● **EXERCISE AIM**
Report how many lines contain "JSON"; state the number and nothing else.

····················

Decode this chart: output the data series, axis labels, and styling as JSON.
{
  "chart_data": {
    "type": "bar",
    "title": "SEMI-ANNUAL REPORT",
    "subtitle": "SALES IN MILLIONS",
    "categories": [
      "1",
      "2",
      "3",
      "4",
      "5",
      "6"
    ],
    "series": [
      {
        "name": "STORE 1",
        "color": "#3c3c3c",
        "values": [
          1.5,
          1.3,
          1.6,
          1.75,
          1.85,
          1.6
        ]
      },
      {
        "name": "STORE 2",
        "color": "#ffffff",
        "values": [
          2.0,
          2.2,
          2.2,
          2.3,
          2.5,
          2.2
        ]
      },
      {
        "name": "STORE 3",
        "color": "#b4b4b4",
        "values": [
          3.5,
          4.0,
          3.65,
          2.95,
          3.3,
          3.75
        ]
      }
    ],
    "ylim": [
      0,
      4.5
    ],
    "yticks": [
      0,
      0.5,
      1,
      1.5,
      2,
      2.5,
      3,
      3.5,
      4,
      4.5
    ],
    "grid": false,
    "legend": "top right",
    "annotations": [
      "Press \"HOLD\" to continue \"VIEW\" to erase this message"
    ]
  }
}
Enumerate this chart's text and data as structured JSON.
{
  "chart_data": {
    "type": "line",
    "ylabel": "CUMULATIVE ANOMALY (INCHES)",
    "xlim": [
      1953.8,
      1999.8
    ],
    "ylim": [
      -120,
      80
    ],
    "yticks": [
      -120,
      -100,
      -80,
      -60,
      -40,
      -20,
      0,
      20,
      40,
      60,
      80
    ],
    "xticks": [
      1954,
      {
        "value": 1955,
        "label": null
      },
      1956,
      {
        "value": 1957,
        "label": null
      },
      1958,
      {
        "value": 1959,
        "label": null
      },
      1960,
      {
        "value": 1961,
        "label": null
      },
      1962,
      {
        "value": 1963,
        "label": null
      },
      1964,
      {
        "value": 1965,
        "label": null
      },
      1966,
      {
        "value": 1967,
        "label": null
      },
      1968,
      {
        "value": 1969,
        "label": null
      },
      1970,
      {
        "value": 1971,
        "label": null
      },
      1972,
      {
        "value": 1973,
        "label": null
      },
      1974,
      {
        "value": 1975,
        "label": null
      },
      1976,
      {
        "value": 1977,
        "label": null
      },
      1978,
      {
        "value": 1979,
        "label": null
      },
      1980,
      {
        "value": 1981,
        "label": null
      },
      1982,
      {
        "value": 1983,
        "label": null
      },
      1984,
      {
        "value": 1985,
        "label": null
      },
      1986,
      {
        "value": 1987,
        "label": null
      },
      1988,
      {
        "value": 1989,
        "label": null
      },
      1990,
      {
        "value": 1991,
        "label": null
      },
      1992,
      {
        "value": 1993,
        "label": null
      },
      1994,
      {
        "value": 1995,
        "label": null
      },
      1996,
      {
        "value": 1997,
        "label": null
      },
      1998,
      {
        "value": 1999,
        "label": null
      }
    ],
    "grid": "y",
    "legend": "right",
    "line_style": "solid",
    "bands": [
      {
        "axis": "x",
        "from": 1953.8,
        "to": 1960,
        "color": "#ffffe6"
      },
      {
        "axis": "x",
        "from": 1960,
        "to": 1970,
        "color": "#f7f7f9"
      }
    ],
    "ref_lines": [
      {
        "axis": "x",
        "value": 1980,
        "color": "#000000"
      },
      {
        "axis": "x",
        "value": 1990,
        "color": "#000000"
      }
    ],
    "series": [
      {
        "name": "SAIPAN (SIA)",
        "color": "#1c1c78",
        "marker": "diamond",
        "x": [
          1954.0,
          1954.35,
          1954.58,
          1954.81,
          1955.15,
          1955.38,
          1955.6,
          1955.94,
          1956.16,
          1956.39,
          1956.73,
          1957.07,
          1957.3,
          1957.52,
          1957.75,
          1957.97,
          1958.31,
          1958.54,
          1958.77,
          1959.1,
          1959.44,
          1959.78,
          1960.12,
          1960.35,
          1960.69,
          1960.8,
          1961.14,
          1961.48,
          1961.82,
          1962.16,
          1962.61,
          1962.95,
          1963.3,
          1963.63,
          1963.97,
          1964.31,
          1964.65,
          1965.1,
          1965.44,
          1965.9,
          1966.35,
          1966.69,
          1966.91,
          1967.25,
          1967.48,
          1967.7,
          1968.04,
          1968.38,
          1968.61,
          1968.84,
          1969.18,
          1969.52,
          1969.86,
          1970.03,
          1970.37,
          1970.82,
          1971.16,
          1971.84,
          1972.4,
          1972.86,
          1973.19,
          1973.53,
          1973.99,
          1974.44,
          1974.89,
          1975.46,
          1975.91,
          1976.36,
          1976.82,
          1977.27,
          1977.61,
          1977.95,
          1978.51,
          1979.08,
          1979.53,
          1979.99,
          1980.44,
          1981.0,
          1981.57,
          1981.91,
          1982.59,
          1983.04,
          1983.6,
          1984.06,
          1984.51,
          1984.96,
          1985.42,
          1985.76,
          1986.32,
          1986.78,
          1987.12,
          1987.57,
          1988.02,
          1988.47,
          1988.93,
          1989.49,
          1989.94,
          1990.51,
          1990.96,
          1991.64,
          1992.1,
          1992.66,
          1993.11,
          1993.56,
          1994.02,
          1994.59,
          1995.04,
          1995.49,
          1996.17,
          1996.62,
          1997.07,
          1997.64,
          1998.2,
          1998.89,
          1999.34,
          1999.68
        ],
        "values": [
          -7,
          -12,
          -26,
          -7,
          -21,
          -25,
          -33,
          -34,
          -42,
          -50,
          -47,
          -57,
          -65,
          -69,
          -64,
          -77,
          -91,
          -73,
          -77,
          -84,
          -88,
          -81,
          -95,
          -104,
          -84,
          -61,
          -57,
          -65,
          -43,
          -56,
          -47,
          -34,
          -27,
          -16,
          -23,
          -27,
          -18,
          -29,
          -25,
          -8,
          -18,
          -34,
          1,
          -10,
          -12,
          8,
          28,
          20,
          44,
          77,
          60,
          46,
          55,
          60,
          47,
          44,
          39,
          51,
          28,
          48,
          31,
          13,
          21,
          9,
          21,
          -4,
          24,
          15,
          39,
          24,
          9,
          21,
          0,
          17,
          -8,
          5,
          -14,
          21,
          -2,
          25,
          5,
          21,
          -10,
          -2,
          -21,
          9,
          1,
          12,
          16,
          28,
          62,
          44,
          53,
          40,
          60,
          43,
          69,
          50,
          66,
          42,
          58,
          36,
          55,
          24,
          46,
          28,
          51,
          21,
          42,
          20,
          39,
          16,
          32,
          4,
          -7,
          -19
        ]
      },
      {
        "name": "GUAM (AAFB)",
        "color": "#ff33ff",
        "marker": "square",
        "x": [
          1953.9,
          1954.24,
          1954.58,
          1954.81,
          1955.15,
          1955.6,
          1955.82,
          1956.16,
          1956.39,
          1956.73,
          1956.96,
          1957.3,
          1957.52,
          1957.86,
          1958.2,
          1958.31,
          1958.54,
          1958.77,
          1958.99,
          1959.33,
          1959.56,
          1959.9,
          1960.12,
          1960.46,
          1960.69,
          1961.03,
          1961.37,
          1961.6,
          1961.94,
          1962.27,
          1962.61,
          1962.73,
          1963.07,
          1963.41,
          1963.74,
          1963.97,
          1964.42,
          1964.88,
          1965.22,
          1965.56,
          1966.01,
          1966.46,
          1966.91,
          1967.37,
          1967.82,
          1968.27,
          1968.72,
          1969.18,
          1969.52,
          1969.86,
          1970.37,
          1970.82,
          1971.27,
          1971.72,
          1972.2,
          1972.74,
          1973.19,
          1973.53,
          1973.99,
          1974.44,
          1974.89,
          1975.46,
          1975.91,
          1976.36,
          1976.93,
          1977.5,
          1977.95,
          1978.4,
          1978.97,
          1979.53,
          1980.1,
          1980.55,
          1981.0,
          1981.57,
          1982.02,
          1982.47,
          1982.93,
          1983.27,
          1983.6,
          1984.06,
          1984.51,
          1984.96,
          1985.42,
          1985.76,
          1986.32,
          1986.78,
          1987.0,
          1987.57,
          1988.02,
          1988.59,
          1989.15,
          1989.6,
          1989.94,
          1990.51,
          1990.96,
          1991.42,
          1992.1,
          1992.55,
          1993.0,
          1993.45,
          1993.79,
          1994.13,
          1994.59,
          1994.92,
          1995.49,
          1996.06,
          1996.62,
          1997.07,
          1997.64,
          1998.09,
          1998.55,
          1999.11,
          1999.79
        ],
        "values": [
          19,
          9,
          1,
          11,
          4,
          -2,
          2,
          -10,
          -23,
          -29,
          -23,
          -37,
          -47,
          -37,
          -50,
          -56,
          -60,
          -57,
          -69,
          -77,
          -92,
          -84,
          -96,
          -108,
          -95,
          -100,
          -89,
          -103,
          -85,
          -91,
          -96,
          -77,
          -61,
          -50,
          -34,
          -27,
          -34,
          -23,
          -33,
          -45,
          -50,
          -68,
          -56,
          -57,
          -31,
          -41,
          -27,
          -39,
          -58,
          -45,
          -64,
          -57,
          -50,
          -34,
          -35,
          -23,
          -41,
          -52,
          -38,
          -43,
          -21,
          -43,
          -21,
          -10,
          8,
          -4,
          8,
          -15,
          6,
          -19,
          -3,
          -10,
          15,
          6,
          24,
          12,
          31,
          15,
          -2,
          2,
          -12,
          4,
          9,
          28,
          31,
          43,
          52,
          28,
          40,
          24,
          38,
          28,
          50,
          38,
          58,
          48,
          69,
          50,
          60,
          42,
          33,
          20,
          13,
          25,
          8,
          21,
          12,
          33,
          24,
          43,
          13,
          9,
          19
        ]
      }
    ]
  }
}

····················

● **RESPONSE FOR THIS EXERCISE**
2